## Task instructions
Select every line holding the word "filetage" and copy it.

Collected data
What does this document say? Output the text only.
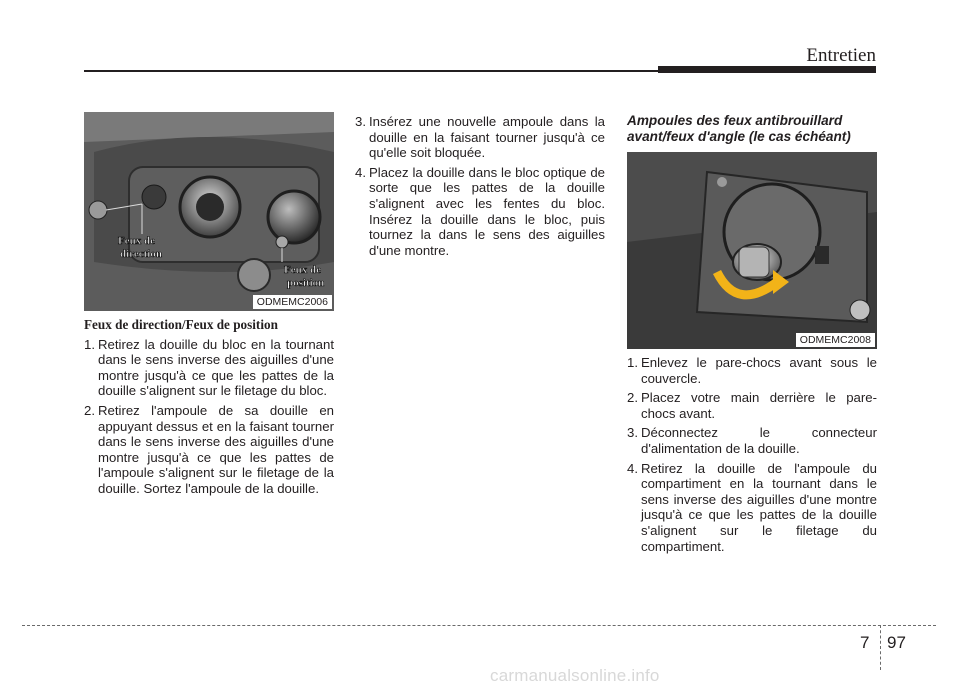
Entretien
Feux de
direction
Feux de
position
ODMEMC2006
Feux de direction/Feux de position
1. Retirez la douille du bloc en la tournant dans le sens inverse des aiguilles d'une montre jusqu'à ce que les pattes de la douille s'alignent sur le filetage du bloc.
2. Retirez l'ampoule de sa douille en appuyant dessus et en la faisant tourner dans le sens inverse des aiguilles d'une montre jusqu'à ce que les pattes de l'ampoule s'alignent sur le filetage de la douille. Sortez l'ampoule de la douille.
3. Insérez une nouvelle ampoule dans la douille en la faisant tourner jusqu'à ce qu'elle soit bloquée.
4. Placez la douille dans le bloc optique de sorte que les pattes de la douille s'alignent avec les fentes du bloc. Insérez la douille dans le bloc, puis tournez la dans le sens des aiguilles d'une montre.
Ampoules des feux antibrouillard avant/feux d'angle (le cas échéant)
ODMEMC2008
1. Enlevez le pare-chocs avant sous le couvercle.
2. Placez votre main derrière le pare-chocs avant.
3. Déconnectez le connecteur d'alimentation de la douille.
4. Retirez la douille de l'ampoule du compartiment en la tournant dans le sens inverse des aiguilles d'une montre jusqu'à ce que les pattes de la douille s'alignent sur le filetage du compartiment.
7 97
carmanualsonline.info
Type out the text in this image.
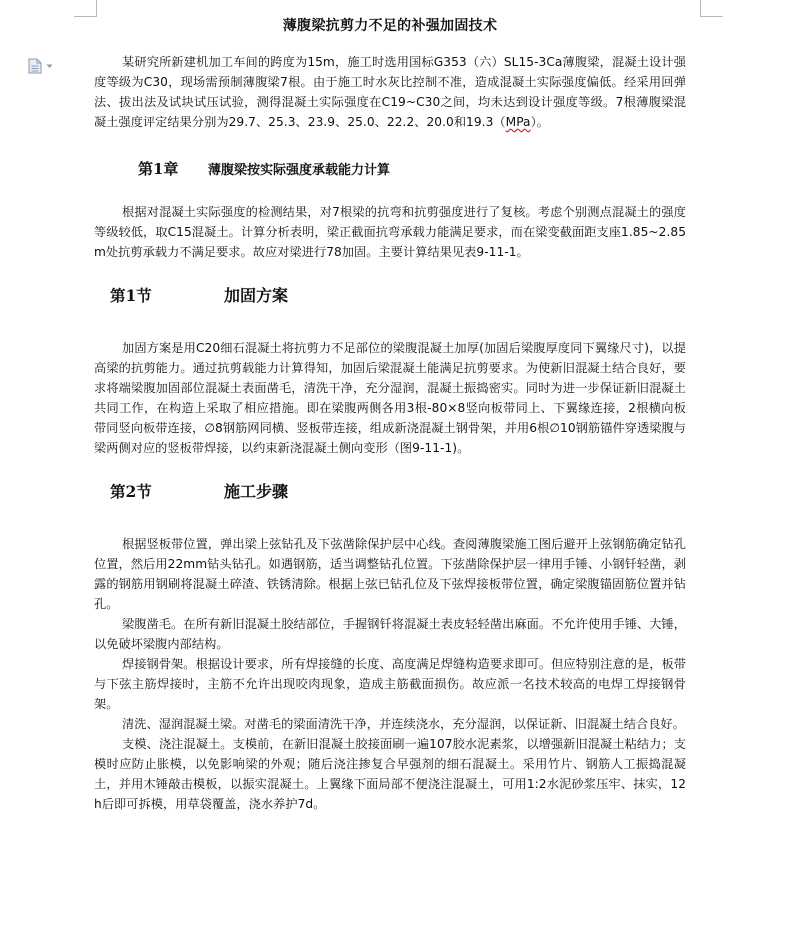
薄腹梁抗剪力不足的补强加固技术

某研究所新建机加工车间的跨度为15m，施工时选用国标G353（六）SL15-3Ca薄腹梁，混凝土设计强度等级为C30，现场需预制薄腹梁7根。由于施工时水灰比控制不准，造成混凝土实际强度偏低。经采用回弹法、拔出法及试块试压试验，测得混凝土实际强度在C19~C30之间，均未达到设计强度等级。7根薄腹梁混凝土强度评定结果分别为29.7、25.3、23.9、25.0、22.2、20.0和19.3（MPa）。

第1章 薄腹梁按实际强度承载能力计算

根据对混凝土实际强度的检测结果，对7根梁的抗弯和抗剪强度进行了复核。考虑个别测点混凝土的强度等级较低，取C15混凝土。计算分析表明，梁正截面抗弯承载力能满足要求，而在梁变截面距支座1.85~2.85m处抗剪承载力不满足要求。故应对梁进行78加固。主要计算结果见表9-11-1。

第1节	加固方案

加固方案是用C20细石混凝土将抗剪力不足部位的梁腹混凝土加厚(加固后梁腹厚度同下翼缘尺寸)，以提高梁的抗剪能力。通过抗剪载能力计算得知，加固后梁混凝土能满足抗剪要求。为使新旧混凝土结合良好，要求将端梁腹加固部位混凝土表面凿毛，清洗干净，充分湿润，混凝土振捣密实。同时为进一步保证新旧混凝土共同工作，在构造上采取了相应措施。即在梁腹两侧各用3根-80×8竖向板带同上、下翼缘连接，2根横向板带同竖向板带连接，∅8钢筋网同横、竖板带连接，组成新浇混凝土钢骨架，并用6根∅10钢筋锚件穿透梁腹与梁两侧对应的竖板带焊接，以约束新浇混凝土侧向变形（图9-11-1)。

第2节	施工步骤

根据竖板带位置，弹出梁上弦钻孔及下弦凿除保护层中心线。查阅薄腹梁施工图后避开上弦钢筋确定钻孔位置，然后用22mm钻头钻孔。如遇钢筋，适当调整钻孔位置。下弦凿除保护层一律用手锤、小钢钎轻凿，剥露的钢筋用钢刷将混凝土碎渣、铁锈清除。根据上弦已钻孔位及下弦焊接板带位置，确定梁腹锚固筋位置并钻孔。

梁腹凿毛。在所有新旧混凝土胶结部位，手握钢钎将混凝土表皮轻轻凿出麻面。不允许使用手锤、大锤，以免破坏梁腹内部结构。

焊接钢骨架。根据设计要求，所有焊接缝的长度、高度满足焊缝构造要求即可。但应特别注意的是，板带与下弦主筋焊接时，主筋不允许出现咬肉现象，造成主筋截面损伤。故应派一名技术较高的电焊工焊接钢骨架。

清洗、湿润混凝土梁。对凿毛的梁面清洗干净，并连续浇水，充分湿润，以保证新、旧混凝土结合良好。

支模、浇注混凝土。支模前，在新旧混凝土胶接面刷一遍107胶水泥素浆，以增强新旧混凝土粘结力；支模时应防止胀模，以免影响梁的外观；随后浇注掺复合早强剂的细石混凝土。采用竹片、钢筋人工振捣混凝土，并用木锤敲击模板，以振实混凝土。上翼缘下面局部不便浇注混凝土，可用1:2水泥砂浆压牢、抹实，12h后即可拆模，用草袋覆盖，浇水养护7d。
---
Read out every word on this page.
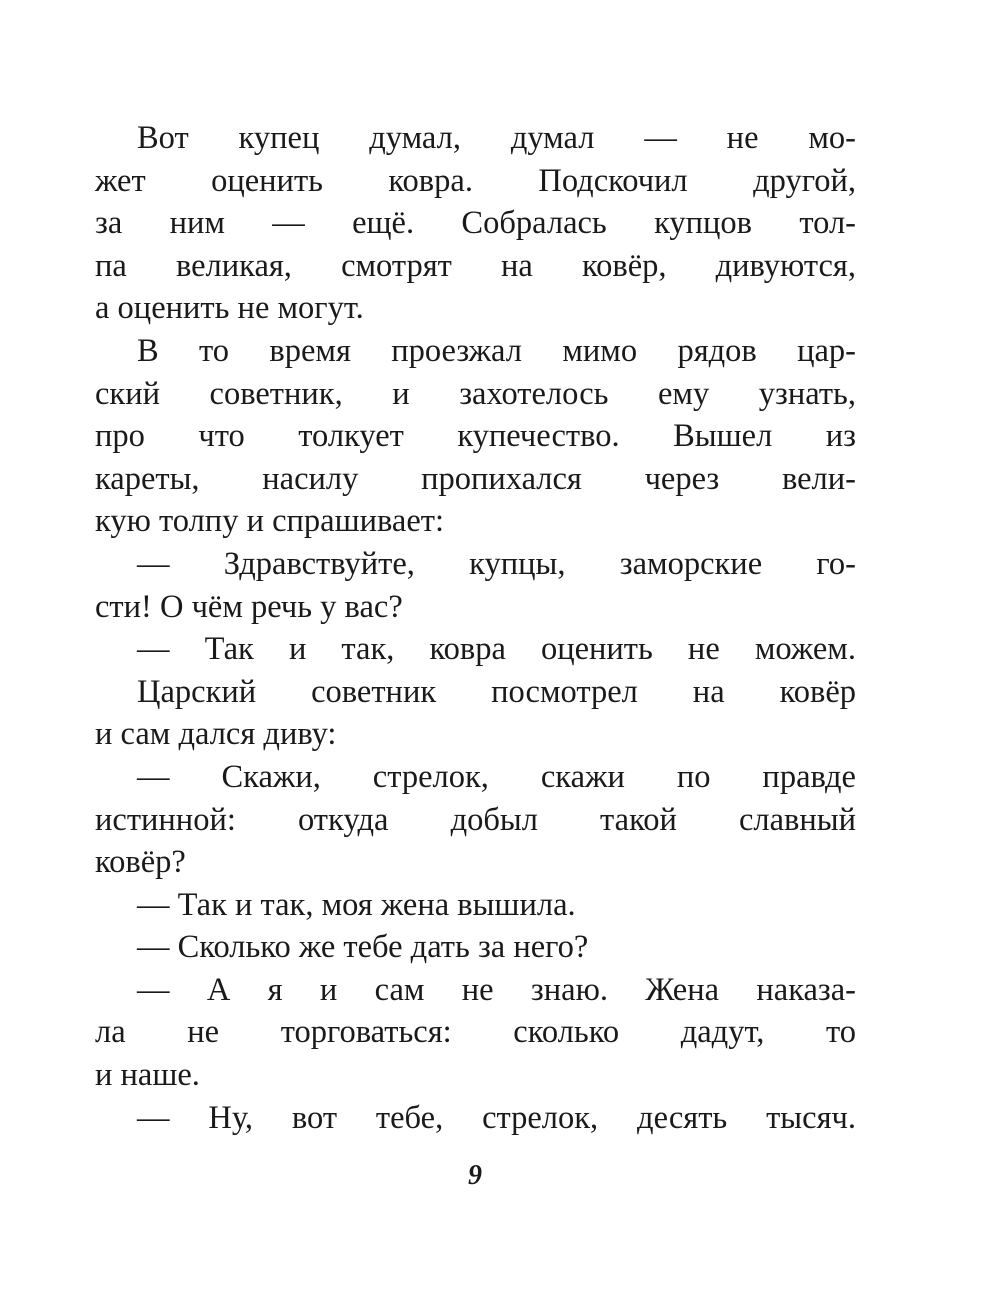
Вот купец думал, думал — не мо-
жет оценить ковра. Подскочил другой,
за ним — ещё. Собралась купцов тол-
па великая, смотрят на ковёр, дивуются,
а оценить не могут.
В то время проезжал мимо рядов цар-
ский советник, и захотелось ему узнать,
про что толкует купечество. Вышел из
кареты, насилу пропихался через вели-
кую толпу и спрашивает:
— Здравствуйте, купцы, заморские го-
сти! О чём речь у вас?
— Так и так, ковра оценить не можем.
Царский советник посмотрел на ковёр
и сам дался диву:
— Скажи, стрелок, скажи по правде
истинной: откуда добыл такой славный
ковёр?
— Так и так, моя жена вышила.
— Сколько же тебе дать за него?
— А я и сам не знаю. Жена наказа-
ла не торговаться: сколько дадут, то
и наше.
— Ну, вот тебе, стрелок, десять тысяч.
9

## Problem solution
1. Retirez la douille du bloc en la tournant dans le sens inverse des aiguilles d'une montre jusqu'à ce que les pattes de la douille s'alignent sur le filetage du bloc.
2. Retirez l'ampoule de sa douille en appuyant dessus et en la faisant tourner dans le sens inverse des aiguilles d'une montre jusqu'à ce que les pattes de l'ampoule s'alignent sur le filetage de la douille. Sortez l'ampoule de la douille.
4. Retirez la douille de l'ampoule du compartiment en la tournant dans le sens inverse des aiguilles d'une montre jusqu'à ce que les pattes de la douille s'alignent sur le filetage du compartiment.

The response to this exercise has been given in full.